Recorded data
__________________________________________________

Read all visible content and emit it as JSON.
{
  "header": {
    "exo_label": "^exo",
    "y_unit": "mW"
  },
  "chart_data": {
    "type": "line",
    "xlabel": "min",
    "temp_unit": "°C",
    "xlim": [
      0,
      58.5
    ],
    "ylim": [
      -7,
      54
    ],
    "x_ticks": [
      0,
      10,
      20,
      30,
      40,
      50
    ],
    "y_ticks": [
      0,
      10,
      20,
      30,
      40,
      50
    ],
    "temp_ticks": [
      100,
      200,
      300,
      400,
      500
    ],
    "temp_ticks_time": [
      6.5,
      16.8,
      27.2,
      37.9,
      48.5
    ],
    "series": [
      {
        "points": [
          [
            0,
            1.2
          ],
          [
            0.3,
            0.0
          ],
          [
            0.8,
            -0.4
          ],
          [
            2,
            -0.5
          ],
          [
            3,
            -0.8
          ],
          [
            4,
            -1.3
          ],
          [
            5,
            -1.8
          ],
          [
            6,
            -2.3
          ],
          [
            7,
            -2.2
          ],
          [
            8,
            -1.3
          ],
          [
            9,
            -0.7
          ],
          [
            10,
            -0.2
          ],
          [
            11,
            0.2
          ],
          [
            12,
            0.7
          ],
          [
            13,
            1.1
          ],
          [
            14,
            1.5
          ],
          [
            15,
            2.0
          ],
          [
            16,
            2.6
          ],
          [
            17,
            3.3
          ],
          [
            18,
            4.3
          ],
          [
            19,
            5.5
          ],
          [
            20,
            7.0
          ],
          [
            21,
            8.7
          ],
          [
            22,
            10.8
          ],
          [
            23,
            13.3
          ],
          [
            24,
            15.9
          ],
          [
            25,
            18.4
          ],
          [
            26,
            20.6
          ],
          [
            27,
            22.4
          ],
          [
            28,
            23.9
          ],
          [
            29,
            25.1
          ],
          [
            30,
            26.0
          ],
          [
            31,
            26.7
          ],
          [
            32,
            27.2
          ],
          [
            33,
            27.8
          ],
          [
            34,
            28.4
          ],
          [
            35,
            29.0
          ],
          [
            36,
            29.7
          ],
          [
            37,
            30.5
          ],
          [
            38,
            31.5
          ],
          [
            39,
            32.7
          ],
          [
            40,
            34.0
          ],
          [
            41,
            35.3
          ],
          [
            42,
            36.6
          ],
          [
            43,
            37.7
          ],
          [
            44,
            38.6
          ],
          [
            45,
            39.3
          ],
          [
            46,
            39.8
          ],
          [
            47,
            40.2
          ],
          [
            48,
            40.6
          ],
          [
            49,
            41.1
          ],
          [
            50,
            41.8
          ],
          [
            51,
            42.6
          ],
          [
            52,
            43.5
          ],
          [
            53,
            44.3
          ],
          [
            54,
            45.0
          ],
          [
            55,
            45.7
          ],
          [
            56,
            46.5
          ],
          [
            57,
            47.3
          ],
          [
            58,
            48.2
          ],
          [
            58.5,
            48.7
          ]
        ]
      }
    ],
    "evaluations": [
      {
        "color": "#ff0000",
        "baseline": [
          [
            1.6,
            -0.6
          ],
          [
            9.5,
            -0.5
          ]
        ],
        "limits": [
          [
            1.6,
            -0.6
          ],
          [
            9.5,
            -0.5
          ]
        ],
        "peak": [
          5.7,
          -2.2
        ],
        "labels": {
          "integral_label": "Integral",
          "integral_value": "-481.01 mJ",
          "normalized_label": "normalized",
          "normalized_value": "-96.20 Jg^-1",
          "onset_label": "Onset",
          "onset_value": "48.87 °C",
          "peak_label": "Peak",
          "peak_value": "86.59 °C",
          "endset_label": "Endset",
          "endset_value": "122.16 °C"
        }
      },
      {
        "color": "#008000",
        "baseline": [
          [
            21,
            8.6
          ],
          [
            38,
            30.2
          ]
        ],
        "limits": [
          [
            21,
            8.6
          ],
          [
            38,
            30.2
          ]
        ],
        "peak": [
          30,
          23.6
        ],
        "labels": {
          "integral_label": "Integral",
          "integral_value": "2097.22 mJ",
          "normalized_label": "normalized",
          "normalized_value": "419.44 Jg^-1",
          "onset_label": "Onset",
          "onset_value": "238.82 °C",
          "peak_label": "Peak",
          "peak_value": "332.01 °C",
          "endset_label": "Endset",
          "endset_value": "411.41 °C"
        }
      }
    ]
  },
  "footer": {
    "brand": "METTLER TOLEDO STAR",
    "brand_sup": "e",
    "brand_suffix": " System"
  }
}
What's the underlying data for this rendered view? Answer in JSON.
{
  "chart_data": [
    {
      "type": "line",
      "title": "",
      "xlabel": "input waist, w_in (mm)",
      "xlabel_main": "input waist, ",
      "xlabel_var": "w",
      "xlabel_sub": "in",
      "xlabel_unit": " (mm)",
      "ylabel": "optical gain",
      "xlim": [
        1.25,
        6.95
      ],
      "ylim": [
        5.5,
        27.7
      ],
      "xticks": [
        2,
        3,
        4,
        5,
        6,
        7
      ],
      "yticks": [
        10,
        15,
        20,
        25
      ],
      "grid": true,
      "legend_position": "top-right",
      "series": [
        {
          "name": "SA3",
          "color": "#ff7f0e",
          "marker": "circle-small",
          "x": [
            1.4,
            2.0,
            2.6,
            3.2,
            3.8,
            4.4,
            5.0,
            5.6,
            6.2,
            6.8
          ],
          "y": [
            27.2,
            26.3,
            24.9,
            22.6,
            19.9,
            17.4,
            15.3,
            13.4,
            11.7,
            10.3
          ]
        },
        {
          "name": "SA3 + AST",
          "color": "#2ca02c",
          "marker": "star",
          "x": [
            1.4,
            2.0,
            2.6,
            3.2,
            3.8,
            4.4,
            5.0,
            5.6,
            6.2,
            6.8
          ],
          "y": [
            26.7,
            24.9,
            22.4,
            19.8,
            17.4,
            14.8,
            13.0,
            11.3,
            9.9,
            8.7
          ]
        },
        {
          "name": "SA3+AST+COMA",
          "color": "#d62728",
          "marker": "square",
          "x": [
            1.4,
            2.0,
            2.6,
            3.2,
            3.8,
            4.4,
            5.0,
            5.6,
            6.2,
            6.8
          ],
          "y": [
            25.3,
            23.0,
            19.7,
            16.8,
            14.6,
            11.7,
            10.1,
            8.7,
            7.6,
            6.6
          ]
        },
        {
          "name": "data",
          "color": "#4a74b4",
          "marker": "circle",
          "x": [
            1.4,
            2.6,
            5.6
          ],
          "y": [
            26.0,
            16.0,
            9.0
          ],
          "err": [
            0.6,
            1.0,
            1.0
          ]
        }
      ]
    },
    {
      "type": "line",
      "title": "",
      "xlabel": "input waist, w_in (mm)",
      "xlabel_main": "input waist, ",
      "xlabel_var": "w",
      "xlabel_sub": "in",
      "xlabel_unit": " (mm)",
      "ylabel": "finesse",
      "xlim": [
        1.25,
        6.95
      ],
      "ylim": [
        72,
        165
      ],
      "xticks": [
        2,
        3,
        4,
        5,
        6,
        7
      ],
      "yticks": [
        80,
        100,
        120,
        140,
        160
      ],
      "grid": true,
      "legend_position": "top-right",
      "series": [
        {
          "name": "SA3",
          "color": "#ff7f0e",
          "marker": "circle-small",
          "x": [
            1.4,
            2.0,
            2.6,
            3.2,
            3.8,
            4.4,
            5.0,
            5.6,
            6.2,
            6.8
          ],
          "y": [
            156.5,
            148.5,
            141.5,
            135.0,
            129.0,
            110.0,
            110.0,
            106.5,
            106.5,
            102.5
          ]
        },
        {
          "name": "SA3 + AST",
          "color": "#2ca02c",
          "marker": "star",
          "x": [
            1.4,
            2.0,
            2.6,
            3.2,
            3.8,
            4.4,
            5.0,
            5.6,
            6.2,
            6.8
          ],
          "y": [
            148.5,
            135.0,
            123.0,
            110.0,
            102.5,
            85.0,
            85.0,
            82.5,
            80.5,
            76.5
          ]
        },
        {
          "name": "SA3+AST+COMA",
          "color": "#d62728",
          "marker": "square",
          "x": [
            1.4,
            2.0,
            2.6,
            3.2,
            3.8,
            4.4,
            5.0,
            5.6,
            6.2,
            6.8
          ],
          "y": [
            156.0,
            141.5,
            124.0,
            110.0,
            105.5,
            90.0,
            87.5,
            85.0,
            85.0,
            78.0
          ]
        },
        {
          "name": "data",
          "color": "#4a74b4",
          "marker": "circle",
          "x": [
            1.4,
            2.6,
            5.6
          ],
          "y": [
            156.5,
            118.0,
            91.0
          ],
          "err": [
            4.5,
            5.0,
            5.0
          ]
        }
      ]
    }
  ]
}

__________________________________________________

**What is asked**. Copy every line in the listing above where the string "ylabel" turns up.

**Expected answer**.
      "ylabel": "optical gain",
      "ylabel": "finesse",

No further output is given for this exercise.